- **SOURCE RECORDS**
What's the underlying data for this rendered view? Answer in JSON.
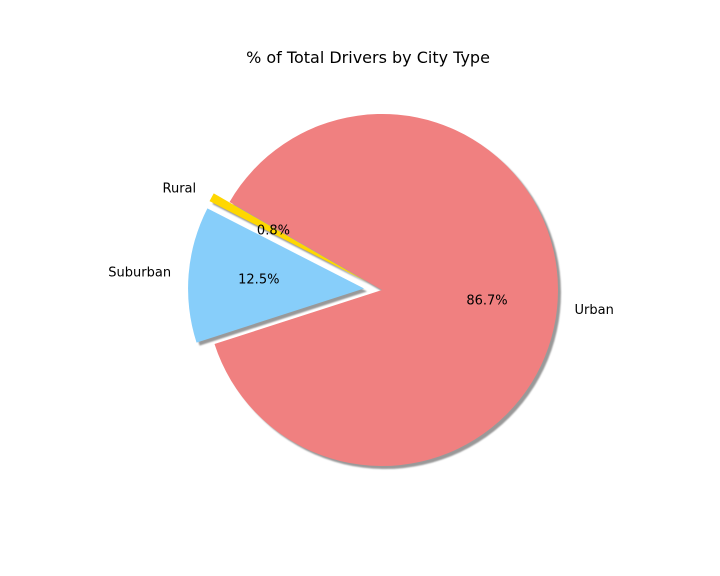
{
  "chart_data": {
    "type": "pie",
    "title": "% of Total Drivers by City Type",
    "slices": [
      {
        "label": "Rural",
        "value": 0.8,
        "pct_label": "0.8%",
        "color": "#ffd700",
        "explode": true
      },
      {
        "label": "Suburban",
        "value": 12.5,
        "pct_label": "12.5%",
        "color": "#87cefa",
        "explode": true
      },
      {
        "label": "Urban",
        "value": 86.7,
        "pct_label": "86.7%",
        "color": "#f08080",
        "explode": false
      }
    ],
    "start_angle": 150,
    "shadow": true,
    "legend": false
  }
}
* * *
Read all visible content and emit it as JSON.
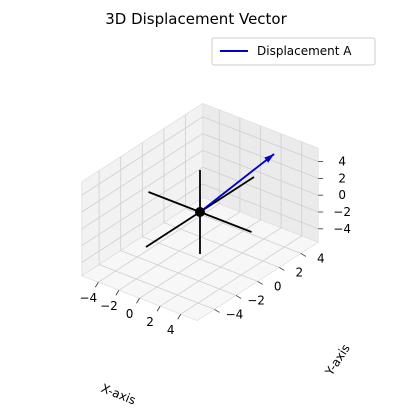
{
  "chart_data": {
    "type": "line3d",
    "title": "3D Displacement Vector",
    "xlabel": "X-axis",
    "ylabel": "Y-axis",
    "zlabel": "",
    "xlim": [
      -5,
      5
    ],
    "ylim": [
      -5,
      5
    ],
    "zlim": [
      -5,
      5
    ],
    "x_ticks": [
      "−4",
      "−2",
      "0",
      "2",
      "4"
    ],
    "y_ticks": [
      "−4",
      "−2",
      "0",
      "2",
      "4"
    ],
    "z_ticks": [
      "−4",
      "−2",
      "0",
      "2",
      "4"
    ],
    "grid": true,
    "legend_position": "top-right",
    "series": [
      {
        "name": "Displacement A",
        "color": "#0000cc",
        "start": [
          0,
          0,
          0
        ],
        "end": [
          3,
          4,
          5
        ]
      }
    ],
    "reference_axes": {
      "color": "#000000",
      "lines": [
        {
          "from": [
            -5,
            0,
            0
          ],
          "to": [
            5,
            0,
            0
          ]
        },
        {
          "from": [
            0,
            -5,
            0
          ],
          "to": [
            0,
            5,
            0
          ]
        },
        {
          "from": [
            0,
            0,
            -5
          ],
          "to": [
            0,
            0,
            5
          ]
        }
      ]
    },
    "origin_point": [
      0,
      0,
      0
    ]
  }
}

- **PROBLEM REQUIREMENTS**
Each line in the listing above that contains "JSON" should be copied.

- **SOLUTION**
What's the underlying data for this rendered view? Answer in JSON.
Read all visible content and emit it as JSON.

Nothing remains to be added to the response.